▸ **Work to do**: Leave out the pictures and reproduce all of the data exactly.

--*--

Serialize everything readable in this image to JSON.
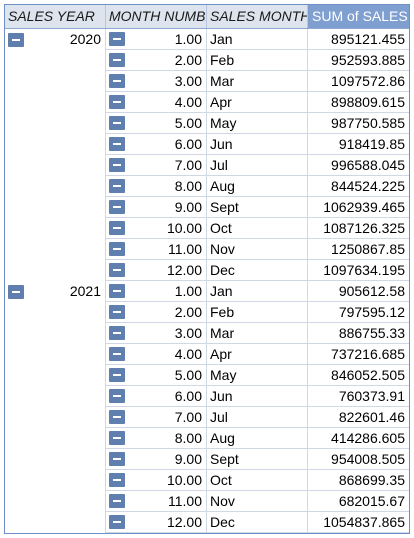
{
  "headers": {
    "sales_year": "SALES YEAR",
    "month_number": "MONTH NUMBER",
    "sales_month": "SALES MONTH",
    "sum_of_sales": "SUM of SALES"
  },
  "groups": [
    {
      "year": "2020",
      "rows": [
        {
          "num": "1.00",
          "month": "Jan",
          "sales": "895121.455"
        },
        {
          "num": "2.00",
          "month": "Feb",
          "sales": "952593.885"
        },
        {
          "num": "3.00",
          "month": "Mar",
          "sales": "1097572.86"
        },
        {
          "num": "4.00",
          "month": "Apr",
          "sales": "898809.615"
        },
        {
          "num": "5.00",
          "month": "May",
          "sales": "987750.585"
        },
        {
          "num": "6.00",
          "month": "Jun",
          "sales": "918419.85"
        },
        {
          "num": "7.00",
          "month": "Jul",
          "sales": "996588.045"
        },
        {
          "num": "8.00",
          "month": "Aug",
          "sales": "844524.225"
        },
        {
          "num": "9.00",
          "month": "Sept",
          "sales": "1062939.465"
        },
        {
          "num": "10.00",
          "month": "Oct",
          "sales": "1087126.325"
        },
        {
          "num": "11.00",
          "month": "Nov",
          "sales": "1250867.85"
        },
        {
          "num": "12.00",
          "month": "Dec",
          "sales": "1097634.195"
        }
      ]
    },
    {
      "year": "2021",
      "rows": [
        {
          "num": "1.00",
          "month": "Jan",
          "sales": "905612.58"
        },
        {
          "num": "2.00",
          "month": "Feb",
          "sales": "797595.12"
        },
        {
          "num": "3.00",
          "month": "Mar",
          "sales": "886755.33"
        },
        {
          "num": "4.00",
          "month": "Apr",
          "sales": "737216.685"
        },
        {
          "num": "5.00",
          "month": "May",
          "sales": "846052.505"
        },
        {
          "num": "6.00",
          "month": "Jun",
          "sales": "760373.91"
        },
        {
          "num": "7.00",
          "month": "Jul",
          "sales": "822601.46"
        },
        {
          "num": "8.00",
          "month": "Aug",
          "sales": "414286.605"
        },
        {
          "num": "9.00",
          "month": "Sept",
          "sales": "954008.505"
        },
        {
          "num": "10.00",
          "month": "Oct",
          "sales": "868699.35"
        },
        {
          "num": "11.00",
          "month": "Nov",
          "sales": "682015.67"
        },
        {
          "num": "12.00",
          "month": "Dec",
          "sales": "1054837.865"
        }
      ]
    }
  ],
  "icons": {
    "collapse": "collapse-minus-icon"
  },
  "colors": {
    "header_bg": "#dde4ee",
    "sum_header_bg": "#7f9fd1",
    "button": "#5f7fae",
    "border": "#6d8fc7"
  }
}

--*--

▸ **Response to this exercise**:
Serialize everything readable in this image to JSON.
{
  "headers": {
    "sales_year": "SALES YEAR",
    "month_number": "MONTH NUMBER",
    "sales_month": "SALES MONTH",
    "sum_of_sales": "SUM of SALES"
  },
  "groups": [
    {
      "year": "2020",
      "rows": [
        {
          "num": "1.00",
          "month": "Jan",
          "sales": "895121.455"
        },
        {
          "num": "2.00",
          "month": "Feb",
          "sales": "952593.885"
        },
        {
          "num": "3.00",
          "month": "Mar",
          "sales": "1097572.86"
        },
        {
          "num": "4.00",
          "month": "Apr",
          "sales": "898809.615"
        },
        {
          "num": "5.00",
          "month": "May",
          "sales": "987750.585"
        },
        {
          "num": "6.00",
          "month": "Jun",
          "sales": "918419.85"
        },
        {
          "num": "7.00",
          "month": "Jul",
          "sales": "996588.045"
        },
        {
          "num": "8.00",
          "month": "Aug",
          "sales": "844524.225"
        },
        {
          "num": "9.00",
          "month": "Sept",
          "sales": "1062939.465"
        },
        {
          "num": "10.00",
          "month": "Oct",
          "sales": "1087126.325"
        },
        {
          "num": "11.00",
          "month": "Nov",
          "sales": "1250867.85"
        },
        {
          "num": "12.00",
          "month": "Dec",
          "sales": "1097634.195"
        }
      ]
    },
    {
      "year": "2021",
      "rows": [
        {
          "num": "1.00",
          "month": "Jan",
          "sales": "905612.58"
        },
        {
          "num": "2.00",
          "month": "Feb",
          "sales": "797595.12"
        },
        {
          "num": "3.00",
          "month": "Mar",
          "sales": "886755.33"
        },
        {
          "num": "4.00",
          "month": "Apr",
          "sales": "737216.685"
        },
        {
          "num": "5.00",
          "month": "May",
          "sales": "846052.505"
        },
        {
          "num": "6.00",
          "month": "Jun",
          "sales": "760373.91"
        },
        {
          "num": "7.00",
          "month": "Jul",
          "sales": "822601.46"
        },
        {
          "num": "8.00",
          "month": "Aug",
          "sales": "414286.605"
        },
        {
          "num": "9.00",
          "month": "Sept",
          "sales": "954008.505"
        },
        {
          "num": "10.00",
          "month": "Oct",
          "sales": "868699.35"
        },
        {
          "num": "11.00",
          "month": "Nov",
          "sales": "682015.67"
        },
        {
          "num": "12.00",
          "month": "Dec",
          "sales": "1054837.865"
        }
      ]
    }
  ],
  "icons": {
    "collapse": "collapse-minus-icon"
  },
  "colors": {
    "header_bg": "#dde4ee",
    "sum_header_bg": "#7f9fd1",
    "button": "#5f7fae",
    "border": "#6d8fc7"
  }
}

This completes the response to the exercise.